**Bagian Teks:**
____________________

OLEH: WIDI GARIBALDI
Pepatah ini sudah lama dikenal. Manakala ada seseorang yang melakukan perbuatan, tapi ia tidak ingin perbuatannya itu diketahui orang lain, maka pepatah itu berlaku baginya. Mengapa ia menyembunyikan tangannya ? Karena ia menyadari bahwa perbuatannya itu tidak baik, merugikan orang lain. Artinya, ia tidak ksatria. Sesungguhnya ia adalah seorang pengecut. Baginya, pepatah “ tangan mencencang bahu memikul” hanyalah sekedar pemanis kata belaka.
Apakah pepatah jaman “baheula’ ini masih ada relevansinya sekarang ? Khususnya dalam menghadapi 14 Februari 2024, pemilu serentak, yang bakal tercatat dengan tinta tebal dalam sejarah kenegaraan dan kebangsaan Indonesia ? Tentu, karena budaya bangsa dengan adatnya yang “tak lekang di panas dan tak lapuk di hujan” itu harus terus dipertahankan khususnya agar kita terhindar dari efek negatif globalisasi.
Menoleh ke belakang, proses Putusan Mahkamah Konstitusi yang menyatakan Pasal 169 huruf q Undang-undang No. 7 Tahun 2017 tentang Pemilihan Umum bertentangan dengan Pasal 27 ayat (1) dan Pasal 28 D ayat (1) Undang-undang Dasar Negara Republik Indonesia Tahun 1945, merupakan contoh betapa dengan kasat mata dapat disaksikan bahwa pepatah itu ternyata sudah dibuang jauh-jauh karena dianggap sudah tak sesuai lagi dengan jaman. Kini, banyak orang berdalih bahwa putusan Mahkamah Konstitusi itu tetap berlaku, walaupun etika diinjak-injak. Inilah “politik”, demi kekuasaan, hukum itu dapat “diatur”.
Komentar Presiden tentang debat Capres yang berlangsung tanggal 7 Januari yang lalu, juga tak bisa dipisahkan dari pepatah lama itu.Presiden yang berkomentar tentang tekhnis penyelenggaraan debat, tentu saja tidak tepat. Ia seharusnya menjelaskan posisinya dalam memberikan komentar itu. Sebagai Presiden atau pribadi. Kalau sebagai Presiden, ia wajib netral. Sebagai pribadi, ia seharusnya mengambil cuti di luar tanggungan negara terlebih dahulu. Begitu peraturannya. Menurut ketentuan Pasal 281 (1) huruf b UU No.7/2017 tentang Pemilu, Presiden yang sedang cuti itu tidak dibenarkan menggunakan fasilitas negara kecuali fasilitas pengamanan.

____________________

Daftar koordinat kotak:
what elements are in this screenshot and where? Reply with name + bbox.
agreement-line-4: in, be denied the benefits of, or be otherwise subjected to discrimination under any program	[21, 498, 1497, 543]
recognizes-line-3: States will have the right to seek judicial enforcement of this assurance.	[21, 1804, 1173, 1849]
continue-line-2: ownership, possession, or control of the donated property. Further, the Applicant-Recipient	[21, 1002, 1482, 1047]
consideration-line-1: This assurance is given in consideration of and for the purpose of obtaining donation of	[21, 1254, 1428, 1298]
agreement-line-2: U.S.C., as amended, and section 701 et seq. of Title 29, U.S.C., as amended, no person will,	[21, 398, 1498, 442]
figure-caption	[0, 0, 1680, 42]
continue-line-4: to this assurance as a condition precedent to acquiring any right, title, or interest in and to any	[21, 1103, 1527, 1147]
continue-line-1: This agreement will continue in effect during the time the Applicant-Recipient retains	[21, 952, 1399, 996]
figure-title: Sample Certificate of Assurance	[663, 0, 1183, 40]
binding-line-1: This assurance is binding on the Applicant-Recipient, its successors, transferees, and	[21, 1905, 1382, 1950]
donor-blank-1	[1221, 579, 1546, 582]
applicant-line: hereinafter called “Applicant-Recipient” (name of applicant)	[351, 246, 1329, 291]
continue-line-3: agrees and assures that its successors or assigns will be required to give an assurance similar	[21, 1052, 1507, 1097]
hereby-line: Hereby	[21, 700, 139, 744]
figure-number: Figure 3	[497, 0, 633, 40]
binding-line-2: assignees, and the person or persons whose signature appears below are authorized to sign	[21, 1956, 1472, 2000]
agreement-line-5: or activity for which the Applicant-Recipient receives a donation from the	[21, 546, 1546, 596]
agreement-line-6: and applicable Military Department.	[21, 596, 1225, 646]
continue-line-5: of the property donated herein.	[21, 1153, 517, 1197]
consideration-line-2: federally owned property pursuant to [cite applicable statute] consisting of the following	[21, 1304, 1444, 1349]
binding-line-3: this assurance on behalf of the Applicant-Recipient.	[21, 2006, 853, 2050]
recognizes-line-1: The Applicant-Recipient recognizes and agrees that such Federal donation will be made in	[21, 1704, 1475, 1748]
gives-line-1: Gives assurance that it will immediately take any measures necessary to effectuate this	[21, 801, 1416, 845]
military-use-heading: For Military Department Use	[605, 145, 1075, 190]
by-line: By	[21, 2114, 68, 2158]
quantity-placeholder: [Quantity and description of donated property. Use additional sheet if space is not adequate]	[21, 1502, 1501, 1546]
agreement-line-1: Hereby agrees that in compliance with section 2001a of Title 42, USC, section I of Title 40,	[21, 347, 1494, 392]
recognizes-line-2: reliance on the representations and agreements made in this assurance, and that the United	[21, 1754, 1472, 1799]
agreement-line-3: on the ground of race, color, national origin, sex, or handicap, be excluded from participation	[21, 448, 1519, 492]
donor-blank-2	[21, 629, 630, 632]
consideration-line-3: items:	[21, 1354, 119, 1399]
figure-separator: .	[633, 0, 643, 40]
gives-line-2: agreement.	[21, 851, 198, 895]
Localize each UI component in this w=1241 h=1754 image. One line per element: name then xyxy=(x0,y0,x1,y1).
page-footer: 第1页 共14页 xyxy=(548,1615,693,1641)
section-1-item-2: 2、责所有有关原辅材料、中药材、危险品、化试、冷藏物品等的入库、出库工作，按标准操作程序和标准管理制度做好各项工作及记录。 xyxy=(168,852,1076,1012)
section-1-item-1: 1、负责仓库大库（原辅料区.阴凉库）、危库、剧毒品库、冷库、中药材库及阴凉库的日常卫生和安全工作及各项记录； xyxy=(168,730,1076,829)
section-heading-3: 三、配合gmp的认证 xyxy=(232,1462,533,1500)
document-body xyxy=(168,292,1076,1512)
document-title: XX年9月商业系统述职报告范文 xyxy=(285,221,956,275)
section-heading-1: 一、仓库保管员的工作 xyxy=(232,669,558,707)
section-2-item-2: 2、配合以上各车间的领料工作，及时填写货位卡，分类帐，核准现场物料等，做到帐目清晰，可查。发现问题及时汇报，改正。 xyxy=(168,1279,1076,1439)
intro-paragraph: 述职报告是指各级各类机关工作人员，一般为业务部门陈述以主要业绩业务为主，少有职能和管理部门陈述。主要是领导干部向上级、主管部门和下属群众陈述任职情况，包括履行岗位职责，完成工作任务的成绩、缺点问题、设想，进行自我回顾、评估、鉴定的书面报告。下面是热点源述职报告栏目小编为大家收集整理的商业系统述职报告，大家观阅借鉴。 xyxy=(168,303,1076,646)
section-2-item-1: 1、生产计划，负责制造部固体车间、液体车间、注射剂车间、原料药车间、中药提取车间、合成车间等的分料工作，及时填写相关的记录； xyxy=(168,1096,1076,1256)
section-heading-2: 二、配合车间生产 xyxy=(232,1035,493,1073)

____________________

**Petunjuk Tugas:**
**A.** Jawablah pertanyaan berikut berdasarkan artikel tentang pepatah dan pemilu, dengan tanda (i), (ii), dan (iii) yang sama pada jawaban.
(i) Pada tanggal berapa pemilu serentak yang disebut dalam artikel itu berlangsung?
(ii) Pasal mana saja dalam Undang-undang Dasar 1945 yang dinyatakan bertentangan dengan Pasal 169 huruf q Undang-undang No. 7 Tahun 2017?
(iii) Pada tanggal berapa debat Capres yang dikomentari Presiden berlangsung?
**B.** Tentukan apakah setiap pernyataan berikut sesuai dengan artikel tentang pepatah dan pemilu. Jawab ya atau tidak, lalu kutip kata-kata penentunya dari artikel itu.
(i) Orang yang menyembunyikan tangannya disebut sebagai seorang ksatria.
(ii) Presiden yang sedang cuti masih boleh menggunakan fasilitas pengamanan negara.
(iii) Jika berkomentar sebagai Presiden, ia wajib bersikap netral.
**C.** Teruskan artikel tentang pepatah dan pemilu mulai setelah kalimat terakhir yang tertulis.

**Hasil Tugas:**
**A.**
(i) 14 Februari 2024
(ii) Pasal 27 ayat (1) dan Pasal 28 D ayat (1)
(iii) 7 Januari

**B.**
(i) Tidak: "Artinya, ia tidak ksatria."
(ii) Ya: "tidak dibenarkan menggunakan fasilitas negara kecuali fasilitas pengamanan"
(iii) Ya: "Kalau sebagai Presiden, ia wajib netral."

**C.**
PEMILIH YANG CERDAS
Debat calon presiden dan wakil presiden yang berlangsung sampai 5 kali merupakan kesempatan yang diberikan undang-undang agar kita sebagai pemilih tidak membeli “kucing dalam karung”. Sebelum, tiba hari-H, calon pemilih diberi kesempatan untuk memilah-milah,mana yang “emas” mana yang “loyang”. Para pemilih dapat menilai siapa yang patut diberi kepercayaan untuk memimpin negara yang berpenduduk 287 juta ini. Manakala salah pilih, momentum itu tidak akan datang lagi. Artinya, 5 tahun ke depan kita tinggal menyesali diri,karena salah pilih !
Nah, kecermatan dan ketelitian dibutuhkan ketika kita akan menjatuhkan pilihan pada hari-H, tanggal 14 Februari itu. Jadi, perlu dipertanyakan kalau ada Capres yang mengaku menguasai tanah 500.000 ha (lima ratus ribu hektar), tetapi hal itu tidak perlu dipersoalkan. Alasannya, karena tanah itu berstatus HGU ( Hak Guna Usaha). Jadi, milik negara.
Betul milik negara, tetapi si Capres seharusnya menjelaskan bahwa sertifikat HGU itu dapat dipindahtangankan kepada orang lain. Dan yang lebih penting dan perlu dicermati, sertifikat HGU itu dapat dijadikan angunan ke bank, untuk memperoleh kredit.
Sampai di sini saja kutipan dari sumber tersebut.